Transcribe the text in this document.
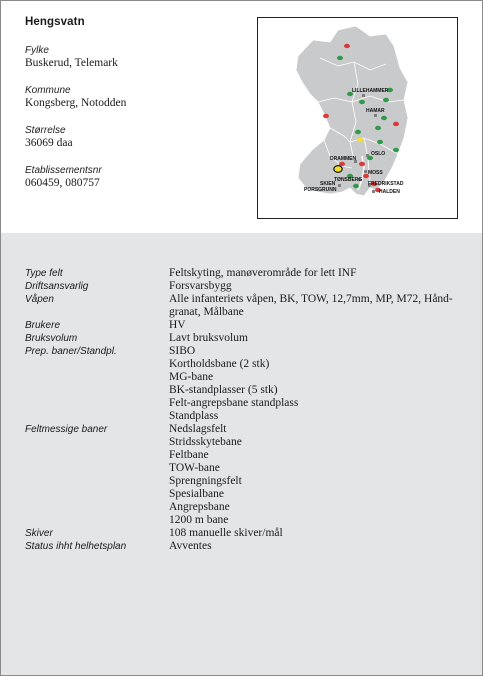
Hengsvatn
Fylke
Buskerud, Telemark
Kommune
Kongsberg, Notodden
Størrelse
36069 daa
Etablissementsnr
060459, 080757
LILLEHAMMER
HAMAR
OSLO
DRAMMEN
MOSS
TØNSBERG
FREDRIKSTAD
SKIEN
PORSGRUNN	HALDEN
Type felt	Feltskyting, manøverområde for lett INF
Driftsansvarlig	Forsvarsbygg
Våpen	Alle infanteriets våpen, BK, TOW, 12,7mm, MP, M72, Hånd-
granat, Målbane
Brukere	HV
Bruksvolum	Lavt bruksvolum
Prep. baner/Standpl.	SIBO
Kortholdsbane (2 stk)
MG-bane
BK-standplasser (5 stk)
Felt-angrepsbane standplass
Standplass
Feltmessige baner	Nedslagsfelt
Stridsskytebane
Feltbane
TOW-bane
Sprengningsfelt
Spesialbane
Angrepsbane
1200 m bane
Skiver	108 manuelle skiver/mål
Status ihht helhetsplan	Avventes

━━━━━━━━━━━━━━━━━━━━

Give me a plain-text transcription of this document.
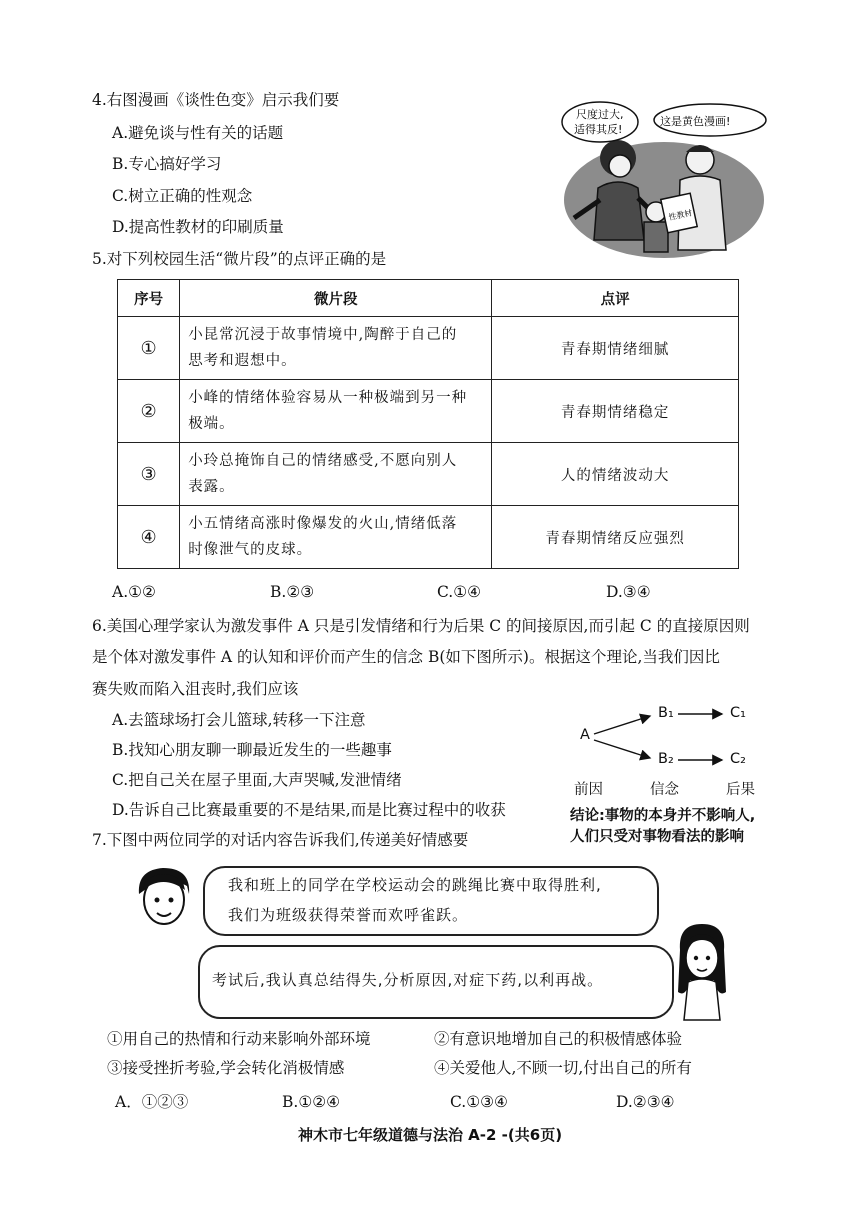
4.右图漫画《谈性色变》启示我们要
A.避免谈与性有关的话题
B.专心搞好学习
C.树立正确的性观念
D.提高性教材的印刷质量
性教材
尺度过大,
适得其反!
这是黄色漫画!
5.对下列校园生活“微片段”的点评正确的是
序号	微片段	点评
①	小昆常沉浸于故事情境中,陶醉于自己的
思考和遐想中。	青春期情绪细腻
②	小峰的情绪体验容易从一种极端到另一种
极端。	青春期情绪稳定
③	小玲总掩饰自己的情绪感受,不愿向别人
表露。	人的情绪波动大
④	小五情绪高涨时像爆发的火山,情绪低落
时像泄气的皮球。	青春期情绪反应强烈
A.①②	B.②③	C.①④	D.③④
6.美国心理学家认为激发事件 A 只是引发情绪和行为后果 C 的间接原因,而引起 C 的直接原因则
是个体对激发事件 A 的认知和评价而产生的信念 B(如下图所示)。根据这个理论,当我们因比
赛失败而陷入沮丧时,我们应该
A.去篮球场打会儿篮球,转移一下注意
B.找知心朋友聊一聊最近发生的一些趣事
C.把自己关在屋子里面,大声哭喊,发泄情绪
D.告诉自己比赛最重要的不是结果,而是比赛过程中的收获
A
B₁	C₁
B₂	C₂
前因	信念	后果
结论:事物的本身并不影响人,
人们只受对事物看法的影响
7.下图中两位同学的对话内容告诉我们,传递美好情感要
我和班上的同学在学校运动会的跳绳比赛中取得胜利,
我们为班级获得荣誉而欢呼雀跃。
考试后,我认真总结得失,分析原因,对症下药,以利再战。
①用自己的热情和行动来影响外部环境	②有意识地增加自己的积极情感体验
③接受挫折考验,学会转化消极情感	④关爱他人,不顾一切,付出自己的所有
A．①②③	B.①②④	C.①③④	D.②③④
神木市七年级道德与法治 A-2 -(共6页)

━━━━━━━━━━━━━━━━━━━━

# WHAT IS BEING ASKED
Report all lines of the data that include the word "this".

# ANSWER FOR THE TASK
Transcribe the text in this document.
Give me a plain-text transcription of this document.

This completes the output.